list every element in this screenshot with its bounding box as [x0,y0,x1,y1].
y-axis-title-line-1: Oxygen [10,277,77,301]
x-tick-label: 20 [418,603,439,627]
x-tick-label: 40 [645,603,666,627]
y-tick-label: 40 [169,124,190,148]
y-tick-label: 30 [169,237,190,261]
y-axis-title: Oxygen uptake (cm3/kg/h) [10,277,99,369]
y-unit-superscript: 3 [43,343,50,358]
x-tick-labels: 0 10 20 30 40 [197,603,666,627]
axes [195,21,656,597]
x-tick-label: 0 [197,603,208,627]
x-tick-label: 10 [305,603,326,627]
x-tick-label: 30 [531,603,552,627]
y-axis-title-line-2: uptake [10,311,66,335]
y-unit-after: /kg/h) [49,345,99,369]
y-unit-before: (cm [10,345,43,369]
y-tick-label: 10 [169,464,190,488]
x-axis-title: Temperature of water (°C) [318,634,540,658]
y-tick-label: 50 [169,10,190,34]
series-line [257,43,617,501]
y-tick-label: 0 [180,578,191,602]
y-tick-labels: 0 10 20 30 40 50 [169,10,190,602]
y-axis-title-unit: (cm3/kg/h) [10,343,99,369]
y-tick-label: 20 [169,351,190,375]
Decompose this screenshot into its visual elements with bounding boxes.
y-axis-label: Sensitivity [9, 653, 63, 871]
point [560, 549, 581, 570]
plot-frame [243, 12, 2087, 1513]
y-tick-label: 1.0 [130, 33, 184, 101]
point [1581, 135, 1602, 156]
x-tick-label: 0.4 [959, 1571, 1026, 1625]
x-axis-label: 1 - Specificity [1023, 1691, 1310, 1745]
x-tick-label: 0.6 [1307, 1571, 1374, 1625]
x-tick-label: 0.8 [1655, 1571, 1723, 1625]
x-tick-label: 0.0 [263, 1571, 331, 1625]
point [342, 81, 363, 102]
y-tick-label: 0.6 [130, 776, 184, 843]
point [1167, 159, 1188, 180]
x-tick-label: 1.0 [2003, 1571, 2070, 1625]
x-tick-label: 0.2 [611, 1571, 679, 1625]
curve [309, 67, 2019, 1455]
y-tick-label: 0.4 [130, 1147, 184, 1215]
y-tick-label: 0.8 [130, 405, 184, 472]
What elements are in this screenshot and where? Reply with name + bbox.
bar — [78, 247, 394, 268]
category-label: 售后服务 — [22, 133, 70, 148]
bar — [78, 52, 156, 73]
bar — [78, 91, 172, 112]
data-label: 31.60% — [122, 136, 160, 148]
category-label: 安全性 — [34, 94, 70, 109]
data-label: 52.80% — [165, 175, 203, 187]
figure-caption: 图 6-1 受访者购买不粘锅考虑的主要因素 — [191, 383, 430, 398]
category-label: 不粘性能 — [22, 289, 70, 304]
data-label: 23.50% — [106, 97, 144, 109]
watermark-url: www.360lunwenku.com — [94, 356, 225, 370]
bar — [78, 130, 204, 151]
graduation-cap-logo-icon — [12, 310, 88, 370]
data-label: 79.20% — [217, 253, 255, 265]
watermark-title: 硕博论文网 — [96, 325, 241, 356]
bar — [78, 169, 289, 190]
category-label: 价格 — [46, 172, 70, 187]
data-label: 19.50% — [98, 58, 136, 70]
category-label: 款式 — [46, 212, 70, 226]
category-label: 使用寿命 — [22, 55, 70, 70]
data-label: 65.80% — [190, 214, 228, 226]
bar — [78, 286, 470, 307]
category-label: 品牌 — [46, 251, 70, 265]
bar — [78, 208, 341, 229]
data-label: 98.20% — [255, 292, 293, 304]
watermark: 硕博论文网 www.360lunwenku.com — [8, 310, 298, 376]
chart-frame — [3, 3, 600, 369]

****

Rewrite all of the data above, substituting "marker" for every occurrence of "point" and leaving everything else unchanged.

Response to this exercise:
list every element in this screenshot with its bounding box as [x0,y0,x1,y1].
y-axis-title-line-1: Oxygen [10,277,77,301]
x-tick-label: 20 [418,603,439,627]
x-tick-label: 40 [645,603,666,627]
y-tick-label: 40 [169,124,190,148]
y-tick-label: 30 [169,237,190,261]
y-axis-title: Oxygen uptake (cm3/kg/h) [10,277,99,369]
y-unit-superscript: 3 [43,343,50,358]
x-tick-labels: 0 10 20 30 40 [197,603,666,627]
axes [195,21,656,597]
x-tick-label: 0 [197,603,208,627]
x-tick-label: 10 [305,603,326,627]
x-tick-label: 30 [531,603,552,627]
y-axis-title-line-2: uptake [10,311,66,335]
y-unit-after: /kg/h) [49,345,99,369]
y-unit-before: (cm [10,345,43,369]
y-tick-label: 10 [169,464,190,488]
x-axis-title: Temperature of water (°C) [318,634,540,658]
y-tick-label: 50 [169,10,190,34]
series-line [257,43,617,501]
y-tick-label: 0 [180,578,191,602]
y-tick-labels: 0 10 20 30 40 50 [169,10,190,602]
y-axis-title-unit: (cm3/kg/h) [10,343,99,369]
y-tick-label: 20 [169,351,190,375]
Decompose this screenshot into its visual elements with bounding boxes.
y-axis-label: Sensitivity [9, 653, 63, 871]
marker [560, 549, 581, 570]
plot-frame [243, 12, 2087, 1513]
y-tick-label: 1.0 [130, 33, 184, 101]
marker [1581, 135, 1602, 156]
x-tick-label: 0.4 [959, 1571, 1026, 1625]
x-axis-label: 1 - Specificity [1023, 1691, 1310, 1745]
x-tick-label: 0.6 [1307, 1571, 1374, 1625]
x-tick-label: 0.8 [1655, 1571, 1723, 1625]
x-tick-label: 0.0 [263, 1571, 331, 1625]
marker [342, 81, 363, 102]
y-tick-label: 0.6 [130, 776, 184, 843]
marker [1167, 159, 1188, 180]
x-tick-label: 1.0 [2003, 1571, 2070, 1625]
x-tick-label: 0.2 [611, 1571, 679, 1625]
curve [309, 67, 2019, 1455]
y-tick-label: 0.4 [130, 1147, 184, 1215]
y-tick-label: 0.8 [130, 405, 184, 472]
What elements are in this screenshot and where? Reply with name + bbox.
bar — [78, 247, 394, 268]
category-label: 售后服务 — [22, 133, 70, 148]
bar — [78, 52, 156, 73]
bar — [78, 91, 172, 112]
data-label: 31.60% — [122, 136, 160, 148]
category-label: 安全性 — [34, 94, 70, 109]
data-label: 52.80% — [165, 175, 203, 187]
figure-caption: 图 6-1 受访者购买不粘锅考虑的主要因素 — [191, 383, 430, 398]
category-label: 不粘性能 — [22, 289, 70, 304]
data-label: 23.50% — [106, 97, 144, 109]
watermark-url: www.360lunwenku.com — [94, 356, 225, 370]
bar — [78, 130, 204, 151]
graduation-cap-logo-icon — [12, 310, 88, 370]
data-label: 79.20% — [217, 253, 255, 265]
watermark-title: 硕博论文网 — [96, 325, 241, 356]
bar — [78, 169, 289, 190]
category-label: 价格 — [46, 172, 70, 187]
data-label: 19.50% — [98, 58, 136, 70]
category-label: 款式 — [46, 212, 70, 226]
category-label: 使用寿命 — [22, 55, 70, 70]
data-label: 65.80% — [190, 214, 228, 226]
bar — [78, 286, 470, 307]
category-label: 品牌 — [46, 251, 70, 265]
bar — [78, 208, 341, 229]
data-label: 98.20% — [255, 292, 293, 304]
watermark: 硕博论文网 www.360lunwenku.com — [8, 310, 298, 376]
chart-frame — [3, 3, 600, 369]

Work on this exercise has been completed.